**DIRECTION**
Output the entries word for word. Omit images.

**ENTRIES SHOWN**
━━━━━━━━━━

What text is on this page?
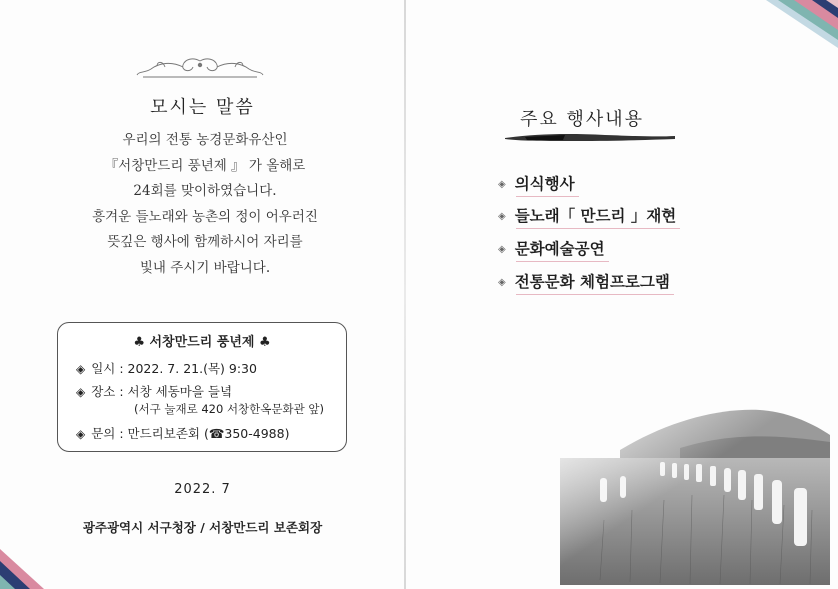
모시는 말씀
우리의 전통 농경문화유산인
『서창만드리 풍년제 』 가 올해로
24회를 맞이하였습니다.
흥겨운 들노래와 농촌의 정이 어우러진
뜻깊은 행사에 함께하시어 자리를
빛내 주시기 바랍니다.
♣ 서창만드리 풍년제 ♣
◈ 일시 : 2022. 7. 21.(목) 9:30
◈ 장소 : 서창 세동마을 들녘
(서구 눌재로 420 서창한옥문화관 앞)
◈ 문의 : 만드리보존회 (☎350-4988)
2022. 7
광주광역시 서구청장 / 서창만드리 보존회장
주요 행사내용
◈ 의식행사
◈ 들노래「 만드리 」재현
◈ 문화예술공연
◈ 전통문화 체험프로그램
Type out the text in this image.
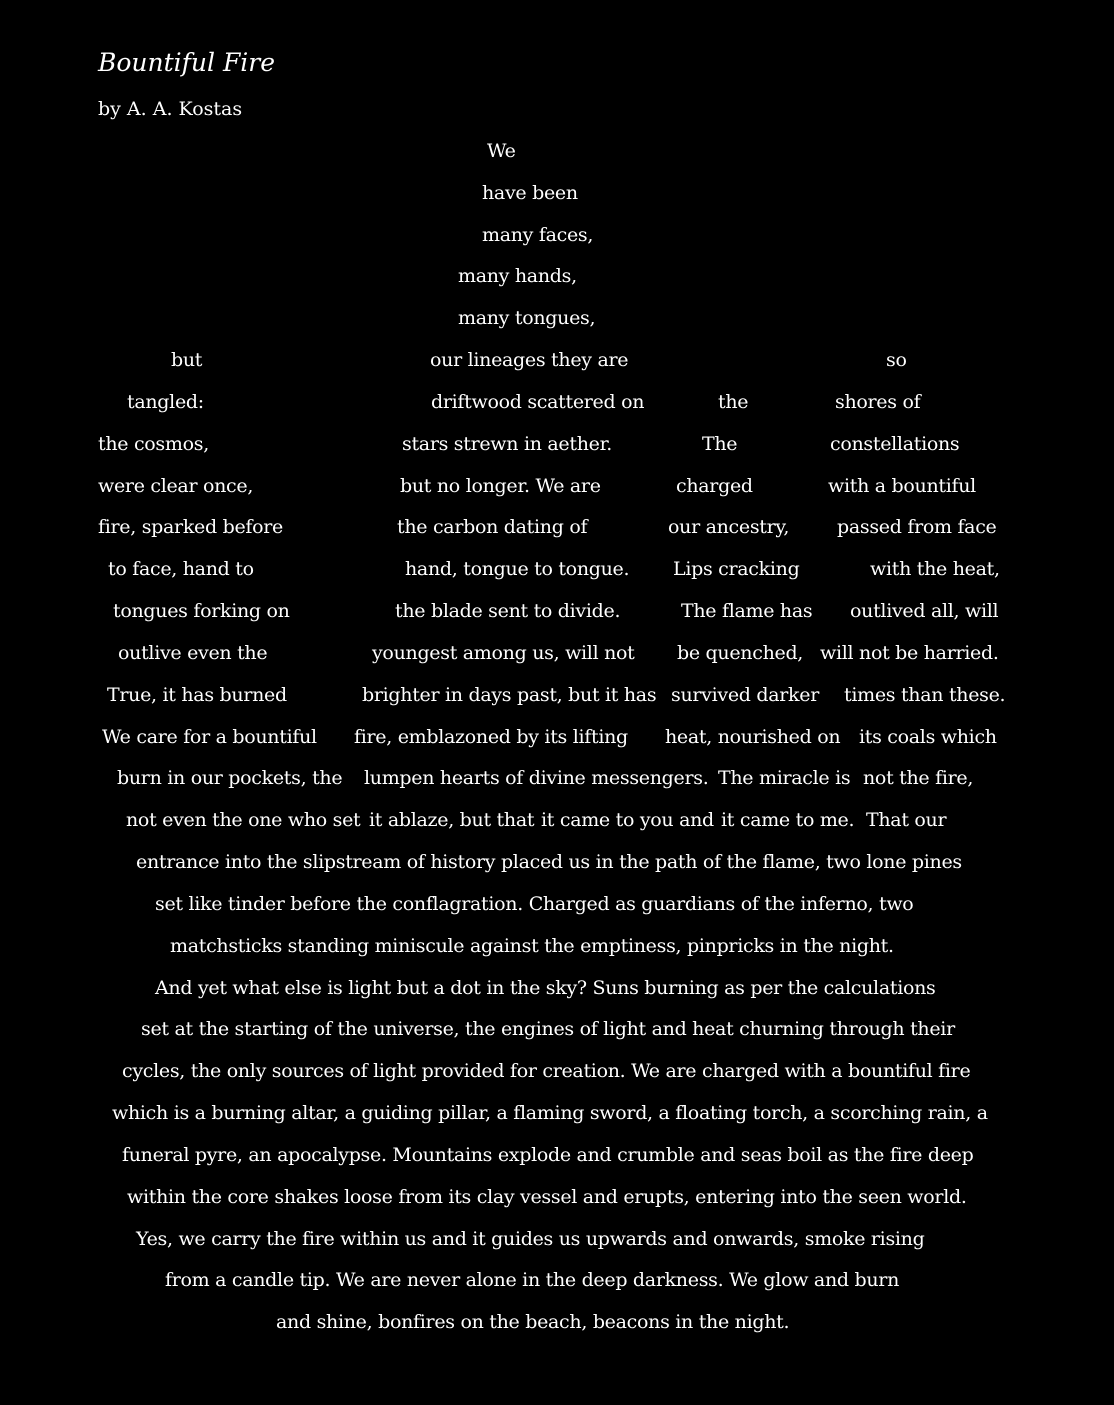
Bountiful Fire
by A. A. Kostas
We
have been
many faces,
many hands,
many tongues,
but	our lineages they are	so
tangled:	driftwood scattered on	the	shores of
the cosmos,	stars strewn in aether.	The	constellations
were clear once,	but no longer. We are	charged	with a bountiful
fire, sparked before	the carbon dating of	our ancestry,	passed from face
to face, hand to	hand, tongue to tongue. Lips cracking	with the heat,
tongues forking on	the blade sent to divide.	The flame has outlived all, will
outlive even the	youngest among us, will not be quenched, will not be harried.
True, it has burned	brighter in days past, but it has survived darker times than these.
We care for a bountiful fire, emblazoned by its lifting heat, nourished on its coals which
burn in our pockets, the lumpen hearts of divine messengers. The miracle is not the fire,
not even the one who set it ablaze, but that it came to you and it came to me. That our
entrance into the slipstream of history placed us in the path of the flame, two lone pines
set like tinder before the conflagration. Charged as guardians of the inferno, two
matchsticks standing miniscule against the emptiness, pinpricks in the night.
And yet what else is light but a dot in the sky? Suns burning as per the calculations
set at the starting of the universe, the engines of light and heat churning through their
cycles, the only sources of light provided for creation. We are charged with a bountiful fire
which is a burning altar, a guiding pillar, a flaming sword, a floating torch, a scorching rain, a
funeral pyre, an apocalypse. Mountains explode and crumble and seas boil as the fire deep
within the core shakes loose from its clay vessel and erupts, entering into the seen world.
Yes, we carry the fire within us and it guides us upwards and onwards, smoke rising
from a candle tip. We are never alone in the deep darkness. We glow and burn
and shine, bonfires on the beach, beacons in the night.
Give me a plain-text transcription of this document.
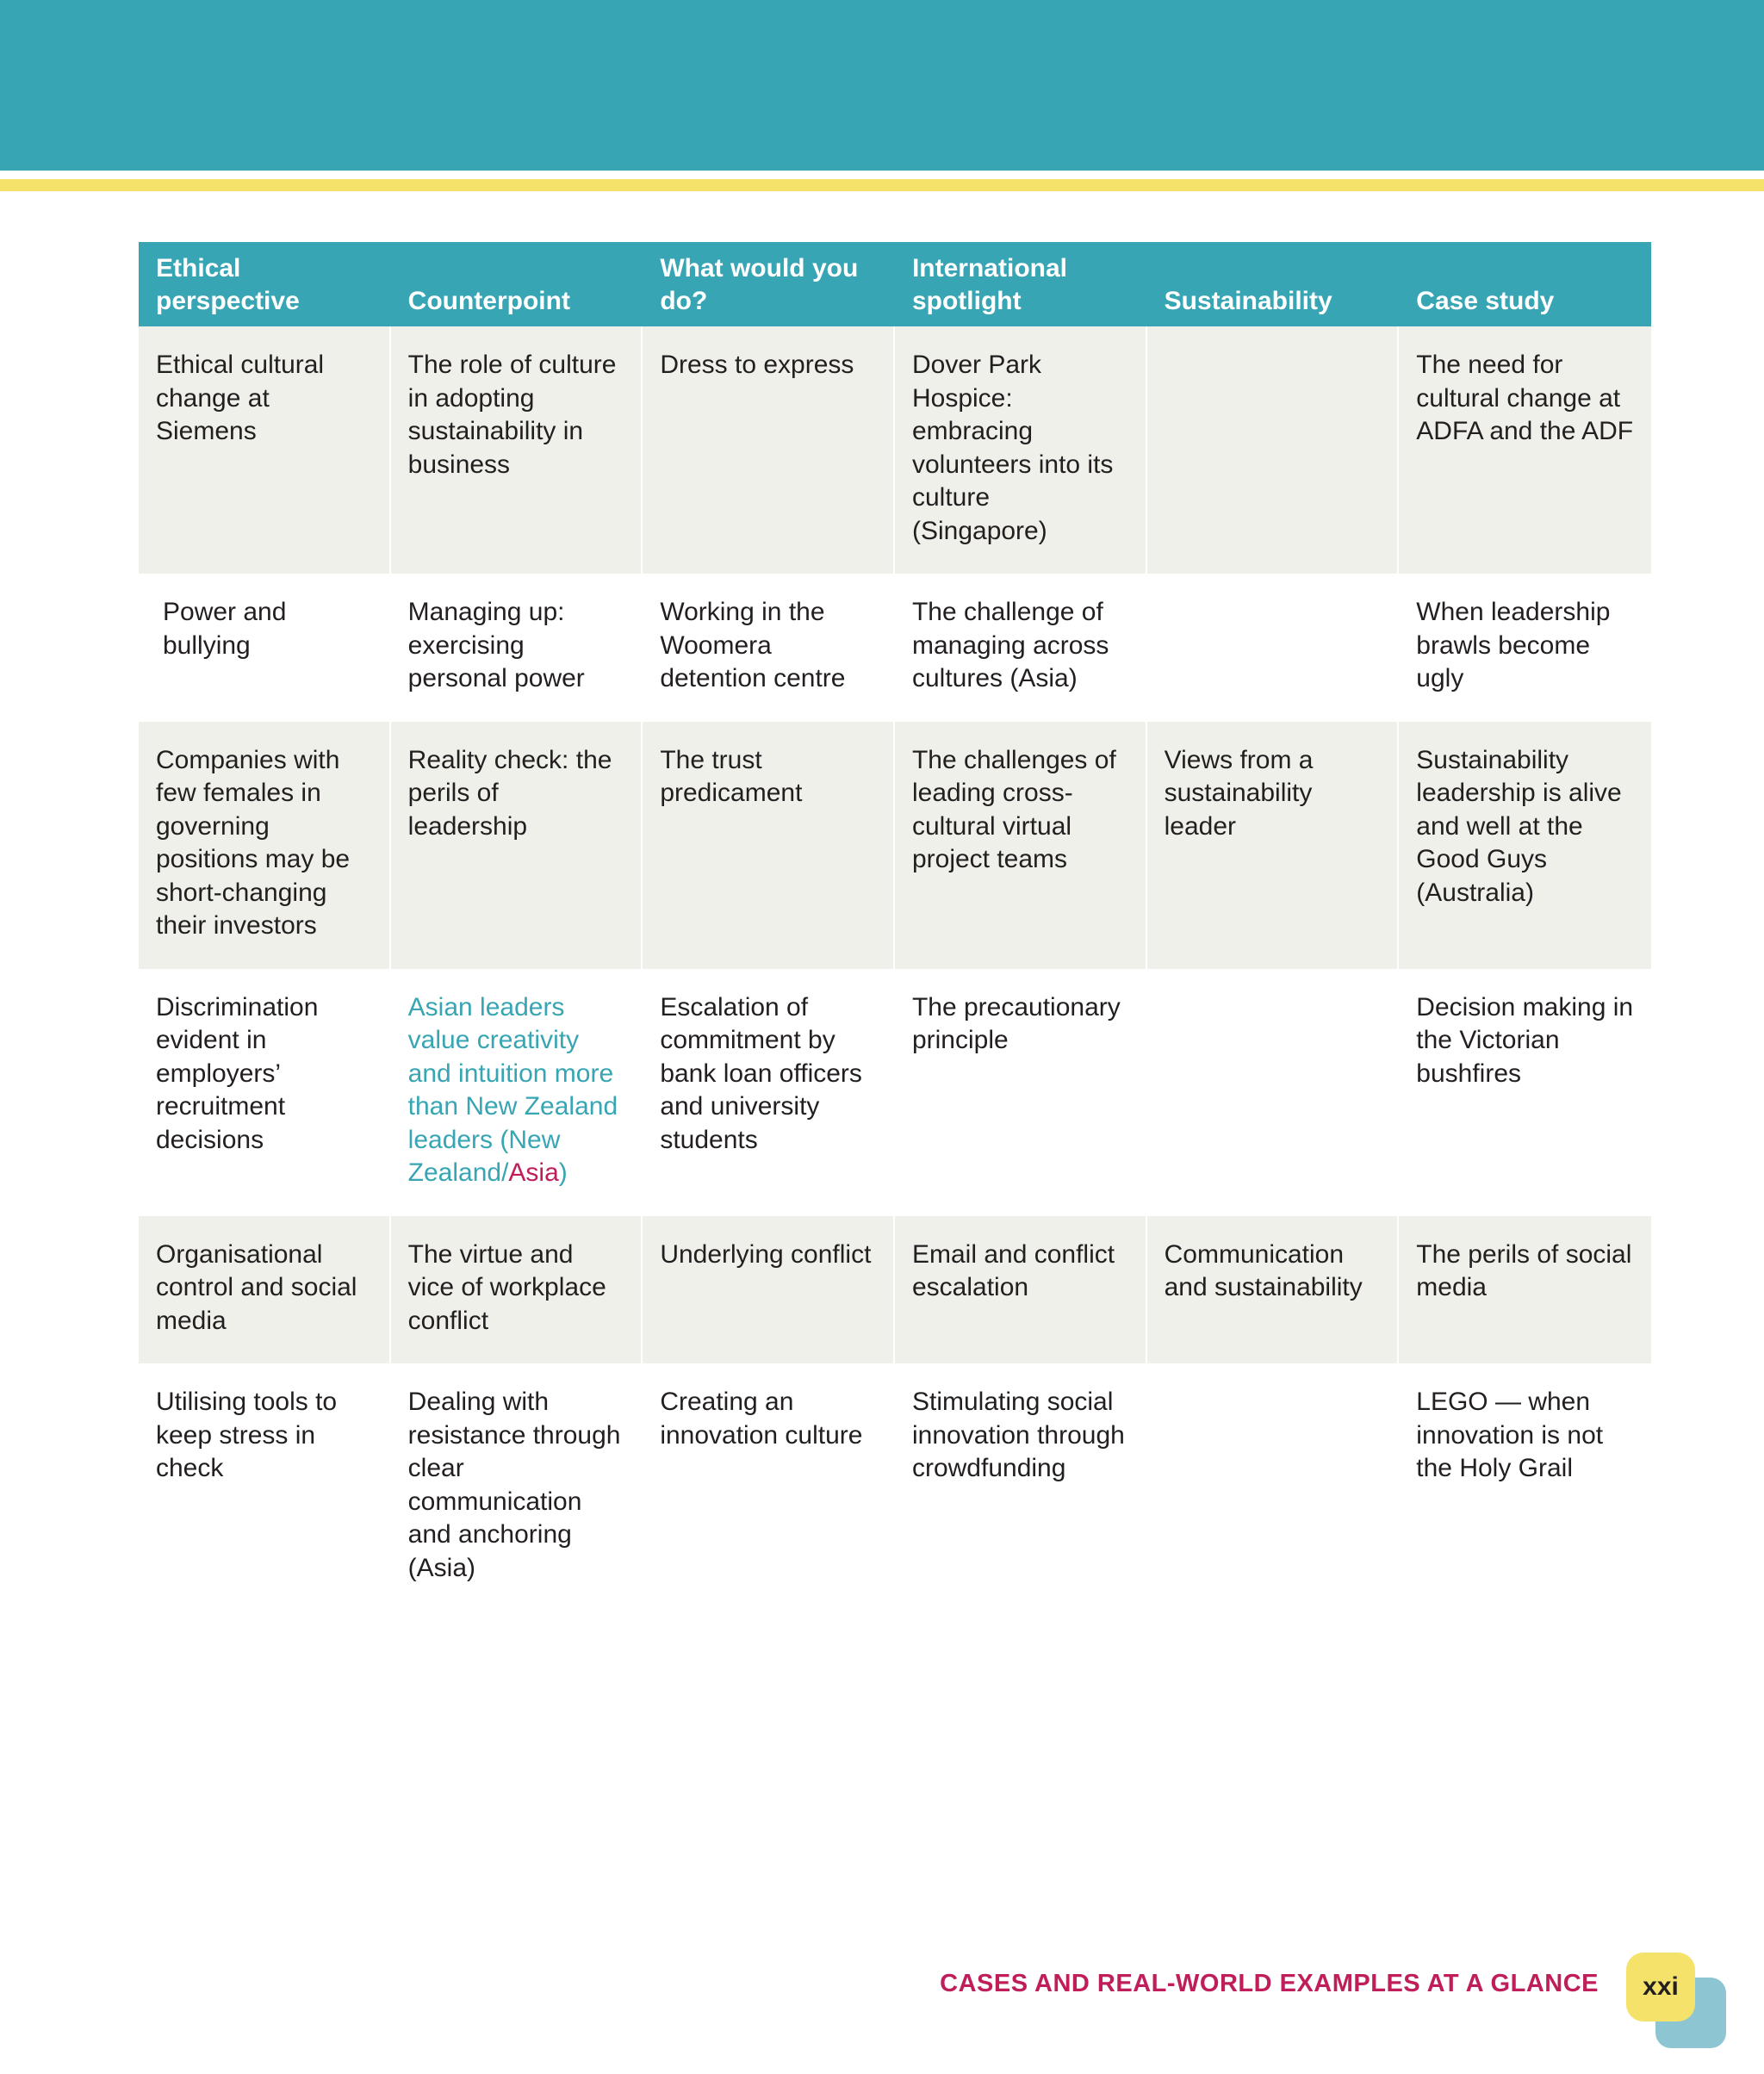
Ethical perspective	Counterpoint	What would you do?	International spotlight	Sustainability	Case study
Ethical cultural change at Siemens	The role of culture in adopting sustainability in business	Dress to express	Dover Park Hospice: embracing volunteers into its culture (Singapore)		The need for cultural change at ADFA and the ADF
Power and bullying	Managing up: exercising personal power	Working in the Woomera detention centre	The challenge of managing across cultures (Asia)		When leadership brawls become ugly
Companies with few females in governing positions may be short-changing their investors	Reality check: the perils of leadership	The trust predicament	The challenges of leading cross-cultural virtual project teams	Views from a sustainability leader	Sustainability leadership is alive and well at the Good Guys (Australia)
Discrimination evident in employers’ recruitment decisions	Asian leaders value creativity and intuition more than New Zealand leaders (New Zealand/Asia)	Escalation of commitment by bank loan officers and university students	The precautionary principle		Decision making in the Victorian bushfires
Organisational control and social media	The virtue and vice of workplace conflict	Underlying conflict	Email and conflict escalation	Communication and sustainability	The perils of social media
Utilising tools to keep stress in check	Dealing with resistance through clear communication and anchoring (Asia)	Creating an innovation culture	Stimulating social innovation through crowdfunding		LEGO — when innovation is not the Holy Grail
CASES AND REAL-WORLD EXAMPLES AT A GLANCE xxi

━━━━━━━━━━

**ANSWER TO THE PROBLEM**
What text is on this page?
모시는 말씀
우리의 전통 농경문화유산인
『서창만드리 풍년제 』 가 올해로
24회를 맞이하였습니다.
흥겨운 들노래와 농촌의 정이 어우러진
뜻깊은 행사에 함께하시어 자리를
빛내 주시기 바랍니다.
♣ 서창만드리 풍년제 ♣
◈ 일시 : 2022. 7. 21.(목) 9:30
◈ 장소 : 서창 세동마을 들녘
(서구 눌재로 420 서창한옥문화관 앞)
◈ 문의 : 만드리보존회 (☎350-4988)
2022. 7
광주광역시 서구청장 / 서창만드리 보존회장
주요 행사내용
◈ 의식행사
◈ 들노래「 만드리 」재현
◈ 문화예술공연
◈ 전통문화 체험프로그램
Type out the text in this image.
Bountiful Fire
by A. A. Kostas
We
have been
many faces,
many hands,
many tongues,
but	our lineages they are	so
tangled:	driftwood scattered on	the	shores of
the cosmos,	stars strewn in aether.	The	constellations
were clear once,	but no longer. We are	charged	with a bountiful
fire, sparked before	the carbon dating of	our ancestry,	passed from face
to face, hand to	hand, tongue to tongue. Lips cracking	with the heat,
tongues forking on	the blade sent to divide.	The flame has outlived all, will
outlive even the	youngest among us, will not be quenched, will not be harried.
True, it has burned	brighter in days past, but it has survived darker times than these.
We care for a bountiful fire, emblazoned by its lifting heat, nourished on its coals which
burn in our pockets, the lumpen hearts of divine messengers. The miracle is not the fire,
not even the one who set it ablaze, but that it came to you and it came to me. That our
entrance into the slipstream of history placed us in the path of the flame, two lone pines
set like tinder before the conflagration. Charged as guardians of the inferno, two
matchsticks standing miniscule against the emptiness, pinpricks in the night.
And yet what else is light but a dot in the sky? Suns burning as per the calculations
set at the starting of the universe, the engines of light and heat churning through their
cycles, the only sources of light provided for creation. We are charged with a bountiful fire
which is a burning altar, a guiding pillar, a flaming sword, a floating torch, a scorching rain, a
funeral pyre, an apocalypse. Mountains explode and crumble and seas boil as the fire deep
within the core shakes loose from its clay vessel and erupts, entering into the seen world.
Yes, we carry the fire within us and it guides us upwards and onwards, smoke rising
from a candle tip. We are never alone in the deep darkness. We glow and burn
and shine, bonfires on the beach, beacons in the night.
Give me a plain-text transcription of this document.
Ethical perspective	Counterpoint	What would you do?	International spotlight	Sustainability	Case study
Ethical cultural change at Siemens	The role of culture in adopting sustainability in business	Dress to express	Dover Park Hospice: embracing volunteers into its culture (Singapore)		The need for cultural change at ADFA and the ADF
Power and bullying	Managing up: exercising personal power	Working in the Woomera detention centre	The challenge of managing across cultures (Asia)		When leadership brawls become ugly
Companies with few females in governing positions may be short-changing their investors	Reality check: the perils of leadership	The trust predicament	The challenges of leading cross-cultural virtual project teams	Views from a sustainability leader	Sustainability leadership is alive and well at the Good Guys (Australia)
Discrimination evident in employers’ recruitment decisions	Asian leaders value creativity and intuition more than New Zealand leaders (New Zealand/Asia)	Escalation of commitment by bank loan officers and university students	The precautionary principle		Decision making in the Victorian bushfires
Organisational control and social media	The virtue and vice of workplace conflict	Underlying conflict	Email and conflict escalation	Communication and sustainability	The perils of social media
Utilising tools to keep stress in check	Dealing with resistance through clear communication and anchoring (Asia)	Creating an innovation culture	Stimulating social innovation through crowdfunding		LEGO — when innovation is not the Holy Grail
CASES AND REAL-WORLD EXAMPLES AT A GLANCE xxi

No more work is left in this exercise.